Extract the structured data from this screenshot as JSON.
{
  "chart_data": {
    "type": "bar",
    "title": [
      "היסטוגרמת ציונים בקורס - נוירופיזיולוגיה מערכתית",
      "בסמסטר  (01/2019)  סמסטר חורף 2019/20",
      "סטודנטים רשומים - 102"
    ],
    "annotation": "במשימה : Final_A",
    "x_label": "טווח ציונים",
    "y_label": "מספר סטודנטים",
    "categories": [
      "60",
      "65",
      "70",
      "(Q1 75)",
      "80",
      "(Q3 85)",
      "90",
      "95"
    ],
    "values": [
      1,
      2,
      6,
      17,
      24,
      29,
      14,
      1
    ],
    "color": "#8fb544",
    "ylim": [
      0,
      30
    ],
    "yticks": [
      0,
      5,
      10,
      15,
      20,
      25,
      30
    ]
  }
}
◆ ◆ ◆
### WHAT YOU ARE ASKED TO DO:
Print all of the entries exactly as they are written.

### ANSWER FOR THIS EXERCISE:
Extract the structured data from this screenshot as JSON.
{
  "chart_data": {
    "type": "bar",
    "title": [
      "היסטוגרמת ציונים בקורס - נוירופיזיולוגיה מערכתית",
      "בסמסטר  (01/2019)  סמסטר חורף 2019/20",
      "סטודנטים רשומים - 102"
    ],
    "annotation": "במשימה : Final_A",
    "x_label": "טווח ציונים",
    "y_label": "מספר סטודנטים",
    "categories": [
      "60",
      "65",
      "70",
      "(Q1 75)",
      "80",
      "(Q3 85)",
      "90",
      "95"
    ],
    "values": [
      1,
      2,
      6,
      17,
      24,
      29,
      14,
      1
    ],
    "color": "#8fb544",
    "ylim": [
      0,
      30
    ],
    "yticks": [
      0,
      5,
      10,
      15,
      20,
      25,
      30
    ]
  }
}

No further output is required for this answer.